#### Görevin amacı
Kaynak metne göre şu soruları yanıtlayın:
(a) Bugün bakılacak ikinci başlık, metnin nasıl bir bölümü olarak tanıtılıyor?
(b) İkinci bölüm hangi geleneğe bağlı olarak yol alıyor?
(c) Öcalan'ın daha önce üzerinde durduğu konuları tekrar tekrar çalıştığı hangi örnekte görülüyor?
---- Kaynak metin
Politik raporun yedi bölümden oluşan ilk bölümün içerik ve çerçevesine kısaca değinmiştim.
Bugün, metnin en uzun bölümü olan ikinci başlığa bakacağız.
İkinci bölüm, eleştirel teori geleneğine bağlı olarak yol alıyor. Fakat bunu yaparken batı merkezli soyutlamalara girmeden; yerel, mitolojik, tarihsel argümanlar eşliğinde yol almayı tercih ediyor.
Bir diğer nokta, Gılgameş örneğinde görüldüğü üzere, Öcalan daha önce üzerinde durduğu konuları tekrar tekrar çalışıyor. Cinsiyet sorunu, mitolojik gerçeklik, sosyalizm, üretim ilişkileri, toplumsal ilişkiler başlıklarında çokça çözümlemesi var, ama yetinmeyerek yeni şeyler ifade ediyor. Elbette bu durum aynı zamanda tartışmaya davettir, meseleleri dönemin ruhuna uygun şekilde yeniden ele alarak konuşma talebidir.
--------
---- Sağlanan veriler
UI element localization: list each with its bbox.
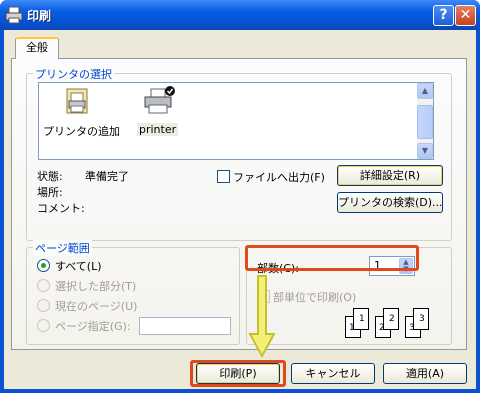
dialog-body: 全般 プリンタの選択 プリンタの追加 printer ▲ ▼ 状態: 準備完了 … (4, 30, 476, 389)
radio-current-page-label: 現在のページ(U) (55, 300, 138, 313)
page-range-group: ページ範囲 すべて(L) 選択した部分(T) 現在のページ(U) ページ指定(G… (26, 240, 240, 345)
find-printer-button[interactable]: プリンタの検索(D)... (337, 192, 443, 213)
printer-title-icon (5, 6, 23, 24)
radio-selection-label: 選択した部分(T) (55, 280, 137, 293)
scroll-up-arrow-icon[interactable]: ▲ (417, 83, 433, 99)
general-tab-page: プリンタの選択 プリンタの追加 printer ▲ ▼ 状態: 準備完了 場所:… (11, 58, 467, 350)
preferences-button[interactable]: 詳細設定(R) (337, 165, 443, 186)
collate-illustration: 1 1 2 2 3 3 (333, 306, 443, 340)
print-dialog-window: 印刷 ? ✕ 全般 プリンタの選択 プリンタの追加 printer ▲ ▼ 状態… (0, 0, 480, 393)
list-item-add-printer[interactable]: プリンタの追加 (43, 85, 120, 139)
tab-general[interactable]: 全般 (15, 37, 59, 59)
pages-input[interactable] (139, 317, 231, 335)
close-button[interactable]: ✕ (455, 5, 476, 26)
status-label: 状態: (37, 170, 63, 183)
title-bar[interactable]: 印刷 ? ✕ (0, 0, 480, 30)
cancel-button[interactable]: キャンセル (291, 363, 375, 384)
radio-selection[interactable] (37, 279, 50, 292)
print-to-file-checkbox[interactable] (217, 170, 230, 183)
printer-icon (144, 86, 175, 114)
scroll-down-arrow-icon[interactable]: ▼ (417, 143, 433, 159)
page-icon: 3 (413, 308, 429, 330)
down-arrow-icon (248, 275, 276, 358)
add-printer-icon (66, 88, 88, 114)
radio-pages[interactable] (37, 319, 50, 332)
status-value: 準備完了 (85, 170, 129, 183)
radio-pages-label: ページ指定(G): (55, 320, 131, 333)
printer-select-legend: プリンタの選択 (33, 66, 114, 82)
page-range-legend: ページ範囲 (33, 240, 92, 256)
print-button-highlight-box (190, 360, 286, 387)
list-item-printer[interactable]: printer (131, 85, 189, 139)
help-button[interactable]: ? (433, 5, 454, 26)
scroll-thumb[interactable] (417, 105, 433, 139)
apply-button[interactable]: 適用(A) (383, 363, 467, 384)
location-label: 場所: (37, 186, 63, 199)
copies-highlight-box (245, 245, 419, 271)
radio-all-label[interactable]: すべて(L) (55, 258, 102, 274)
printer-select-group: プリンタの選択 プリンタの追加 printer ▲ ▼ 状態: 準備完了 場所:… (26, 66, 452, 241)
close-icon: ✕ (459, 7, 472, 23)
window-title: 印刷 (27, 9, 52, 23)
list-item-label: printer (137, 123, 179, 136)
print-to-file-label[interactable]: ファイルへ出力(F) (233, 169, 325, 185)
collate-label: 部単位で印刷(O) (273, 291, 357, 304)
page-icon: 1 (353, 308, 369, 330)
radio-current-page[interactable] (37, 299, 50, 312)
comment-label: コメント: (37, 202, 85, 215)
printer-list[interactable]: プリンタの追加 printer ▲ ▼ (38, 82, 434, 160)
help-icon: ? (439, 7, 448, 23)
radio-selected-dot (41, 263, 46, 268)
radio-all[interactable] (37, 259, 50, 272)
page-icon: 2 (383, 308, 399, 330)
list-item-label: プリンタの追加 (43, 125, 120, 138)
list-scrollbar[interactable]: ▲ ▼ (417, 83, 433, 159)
--------
---- Sağlanan veriler
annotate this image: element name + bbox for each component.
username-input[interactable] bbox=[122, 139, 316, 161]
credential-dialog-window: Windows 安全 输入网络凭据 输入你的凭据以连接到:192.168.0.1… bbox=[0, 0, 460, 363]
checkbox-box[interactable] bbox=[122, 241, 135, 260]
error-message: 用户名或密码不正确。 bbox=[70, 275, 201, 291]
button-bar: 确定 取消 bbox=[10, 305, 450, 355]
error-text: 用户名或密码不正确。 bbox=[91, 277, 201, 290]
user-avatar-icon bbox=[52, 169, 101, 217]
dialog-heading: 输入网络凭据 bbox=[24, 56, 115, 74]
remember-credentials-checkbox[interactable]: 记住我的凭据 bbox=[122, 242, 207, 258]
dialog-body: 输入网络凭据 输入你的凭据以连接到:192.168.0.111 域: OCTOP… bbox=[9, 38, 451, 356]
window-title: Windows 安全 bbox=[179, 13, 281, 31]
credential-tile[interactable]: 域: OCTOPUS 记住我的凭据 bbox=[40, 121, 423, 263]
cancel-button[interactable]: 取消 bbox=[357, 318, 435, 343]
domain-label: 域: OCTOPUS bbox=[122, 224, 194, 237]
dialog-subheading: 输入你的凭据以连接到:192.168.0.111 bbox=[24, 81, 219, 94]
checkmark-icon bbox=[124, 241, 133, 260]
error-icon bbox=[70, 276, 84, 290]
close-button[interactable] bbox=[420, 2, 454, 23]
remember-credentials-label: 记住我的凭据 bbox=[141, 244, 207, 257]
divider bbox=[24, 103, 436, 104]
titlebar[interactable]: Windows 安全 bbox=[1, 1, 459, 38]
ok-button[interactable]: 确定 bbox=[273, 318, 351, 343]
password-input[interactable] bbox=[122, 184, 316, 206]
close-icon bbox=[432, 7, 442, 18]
--------
#### Görev yanıtı
(a) Metnin en uzun bölümü olarak.
(b) Eleştirel teori geleneğine.
(c) Gılgameş örneğinde.